EXERCISE TASK
Return only the number of lines that hold "submit".

-------- STORED DATA --------

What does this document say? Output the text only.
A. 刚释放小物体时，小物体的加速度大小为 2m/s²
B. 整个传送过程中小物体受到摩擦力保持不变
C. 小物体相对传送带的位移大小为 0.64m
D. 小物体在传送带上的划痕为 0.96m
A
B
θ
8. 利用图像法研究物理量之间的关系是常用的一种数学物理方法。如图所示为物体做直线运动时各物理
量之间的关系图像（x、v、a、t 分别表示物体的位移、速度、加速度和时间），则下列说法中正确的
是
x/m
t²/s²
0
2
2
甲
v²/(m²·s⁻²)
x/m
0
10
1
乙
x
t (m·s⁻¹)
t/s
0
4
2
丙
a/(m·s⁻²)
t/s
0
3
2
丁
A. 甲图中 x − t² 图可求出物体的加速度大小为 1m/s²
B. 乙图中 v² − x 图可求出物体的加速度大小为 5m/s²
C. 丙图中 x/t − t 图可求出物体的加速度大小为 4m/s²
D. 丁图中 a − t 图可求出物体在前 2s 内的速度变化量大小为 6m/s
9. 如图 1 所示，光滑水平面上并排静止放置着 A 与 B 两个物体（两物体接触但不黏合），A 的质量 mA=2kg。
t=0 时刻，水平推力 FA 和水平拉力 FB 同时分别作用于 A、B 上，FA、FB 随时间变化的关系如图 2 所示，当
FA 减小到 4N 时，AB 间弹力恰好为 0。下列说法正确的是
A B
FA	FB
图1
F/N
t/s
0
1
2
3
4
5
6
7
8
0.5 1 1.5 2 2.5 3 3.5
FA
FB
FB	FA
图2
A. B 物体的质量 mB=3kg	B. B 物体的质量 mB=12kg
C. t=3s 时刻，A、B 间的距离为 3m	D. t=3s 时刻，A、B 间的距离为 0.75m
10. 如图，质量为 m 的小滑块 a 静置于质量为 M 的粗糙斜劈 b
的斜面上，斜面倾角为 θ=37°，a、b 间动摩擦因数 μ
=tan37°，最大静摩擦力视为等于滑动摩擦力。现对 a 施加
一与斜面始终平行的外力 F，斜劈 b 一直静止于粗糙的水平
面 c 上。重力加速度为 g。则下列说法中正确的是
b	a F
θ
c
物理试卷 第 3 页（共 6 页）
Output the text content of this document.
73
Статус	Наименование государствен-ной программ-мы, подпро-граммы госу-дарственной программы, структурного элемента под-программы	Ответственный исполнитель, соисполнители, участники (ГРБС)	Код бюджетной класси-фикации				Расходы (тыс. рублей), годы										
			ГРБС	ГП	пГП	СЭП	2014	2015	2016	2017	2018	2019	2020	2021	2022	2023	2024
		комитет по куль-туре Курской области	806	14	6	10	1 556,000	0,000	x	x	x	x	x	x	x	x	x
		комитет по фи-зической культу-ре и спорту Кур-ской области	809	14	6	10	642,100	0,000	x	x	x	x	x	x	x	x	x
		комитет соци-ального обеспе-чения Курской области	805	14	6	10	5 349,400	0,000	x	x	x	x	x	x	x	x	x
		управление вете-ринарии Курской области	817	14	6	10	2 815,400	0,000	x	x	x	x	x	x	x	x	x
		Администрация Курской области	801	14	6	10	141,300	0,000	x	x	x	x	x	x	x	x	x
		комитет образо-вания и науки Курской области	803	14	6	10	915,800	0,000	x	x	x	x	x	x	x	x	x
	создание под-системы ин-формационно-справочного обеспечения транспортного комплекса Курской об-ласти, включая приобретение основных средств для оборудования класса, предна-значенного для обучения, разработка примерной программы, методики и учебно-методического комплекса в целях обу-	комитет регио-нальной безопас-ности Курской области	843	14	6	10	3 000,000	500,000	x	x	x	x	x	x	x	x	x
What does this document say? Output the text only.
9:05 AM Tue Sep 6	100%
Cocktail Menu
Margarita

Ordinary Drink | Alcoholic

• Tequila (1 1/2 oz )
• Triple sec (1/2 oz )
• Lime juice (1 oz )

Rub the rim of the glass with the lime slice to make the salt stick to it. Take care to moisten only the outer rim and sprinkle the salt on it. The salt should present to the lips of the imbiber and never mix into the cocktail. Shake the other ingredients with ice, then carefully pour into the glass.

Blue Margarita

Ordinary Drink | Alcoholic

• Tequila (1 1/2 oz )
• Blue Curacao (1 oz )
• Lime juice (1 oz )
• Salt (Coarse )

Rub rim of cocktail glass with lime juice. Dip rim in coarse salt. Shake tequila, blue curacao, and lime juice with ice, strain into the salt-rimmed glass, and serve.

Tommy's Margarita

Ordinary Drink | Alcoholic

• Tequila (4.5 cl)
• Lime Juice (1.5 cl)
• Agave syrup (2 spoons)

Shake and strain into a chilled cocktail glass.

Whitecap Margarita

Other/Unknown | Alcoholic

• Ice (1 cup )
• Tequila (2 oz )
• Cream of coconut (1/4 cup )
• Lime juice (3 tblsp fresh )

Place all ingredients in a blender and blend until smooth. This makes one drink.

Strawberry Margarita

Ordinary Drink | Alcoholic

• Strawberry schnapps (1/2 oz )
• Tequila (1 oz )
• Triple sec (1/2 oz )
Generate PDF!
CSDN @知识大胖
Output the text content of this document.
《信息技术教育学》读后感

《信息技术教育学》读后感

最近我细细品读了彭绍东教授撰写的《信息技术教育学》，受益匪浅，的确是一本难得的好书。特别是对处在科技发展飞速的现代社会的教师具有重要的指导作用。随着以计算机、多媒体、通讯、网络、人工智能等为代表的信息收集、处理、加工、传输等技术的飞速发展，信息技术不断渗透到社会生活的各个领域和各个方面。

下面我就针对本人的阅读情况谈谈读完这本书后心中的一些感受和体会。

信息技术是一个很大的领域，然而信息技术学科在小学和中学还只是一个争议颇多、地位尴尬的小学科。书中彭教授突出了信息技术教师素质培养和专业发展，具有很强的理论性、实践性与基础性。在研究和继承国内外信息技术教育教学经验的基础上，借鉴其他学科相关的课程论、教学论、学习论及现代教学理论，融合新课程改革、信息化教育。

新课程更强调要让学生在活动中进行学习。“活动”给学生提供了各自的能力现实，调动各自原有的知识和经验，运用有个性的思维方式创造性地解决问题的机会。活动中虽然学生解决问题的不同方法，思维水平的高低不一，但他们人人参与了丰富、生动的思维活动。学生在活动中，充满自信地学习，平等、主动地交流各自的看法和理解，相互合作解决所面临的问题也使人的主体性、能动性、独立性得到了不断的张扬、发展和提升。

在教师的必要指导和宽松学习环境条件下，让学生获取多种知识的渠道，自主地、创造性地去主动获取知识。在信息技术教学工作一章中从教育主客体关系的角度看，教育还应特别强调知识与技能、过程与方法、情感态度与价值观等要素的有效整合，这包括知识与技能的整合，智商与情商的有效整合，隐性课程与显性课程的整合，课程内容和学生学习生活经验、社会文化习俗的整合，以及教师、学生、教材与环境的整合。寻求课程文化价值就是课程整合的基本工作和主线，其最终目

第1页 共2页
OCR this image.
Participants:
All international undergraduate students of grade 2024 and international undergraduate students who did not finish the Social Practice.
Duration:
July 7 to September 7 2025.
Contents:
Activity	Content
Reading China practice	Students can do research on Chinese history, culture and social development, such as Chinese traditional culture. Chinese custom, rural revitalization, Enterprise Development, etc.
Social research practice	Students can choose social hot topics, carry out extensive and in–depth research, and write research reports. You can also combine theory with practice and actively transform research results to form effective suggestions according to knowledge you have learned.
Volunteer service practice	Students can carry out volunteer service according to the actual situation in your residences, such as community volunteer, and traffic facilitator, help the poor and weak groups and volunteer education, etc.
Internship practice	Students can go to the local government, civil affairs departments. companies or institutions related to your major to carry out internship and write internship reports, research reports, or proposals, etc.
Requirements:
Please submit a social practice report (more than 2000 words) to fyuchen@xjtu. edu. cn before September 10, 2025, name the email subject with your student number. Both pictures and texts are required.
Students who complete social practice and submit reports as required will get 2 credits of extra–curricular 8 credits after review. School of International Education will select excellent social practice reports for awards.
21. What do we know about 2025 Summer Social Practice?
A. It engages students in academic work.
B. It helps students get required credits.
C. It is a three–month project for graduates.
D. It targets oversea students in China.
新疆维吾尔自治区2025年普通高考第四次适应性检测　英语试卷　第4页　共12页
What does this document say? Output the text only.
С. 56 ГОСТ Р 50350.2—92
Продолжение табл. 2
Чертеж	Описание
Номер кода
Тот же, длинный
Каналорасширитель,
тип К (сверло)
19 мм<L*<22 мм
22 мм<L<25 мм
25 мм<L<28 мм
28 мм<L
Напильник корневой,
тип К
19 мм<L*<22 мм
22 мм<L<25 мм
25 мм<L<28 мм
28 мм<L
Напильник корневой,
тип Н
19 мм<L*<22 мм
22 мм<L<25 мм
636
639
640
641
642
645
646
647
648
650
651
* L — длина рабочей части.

--------

ANSWER TO THE EXERCISE
2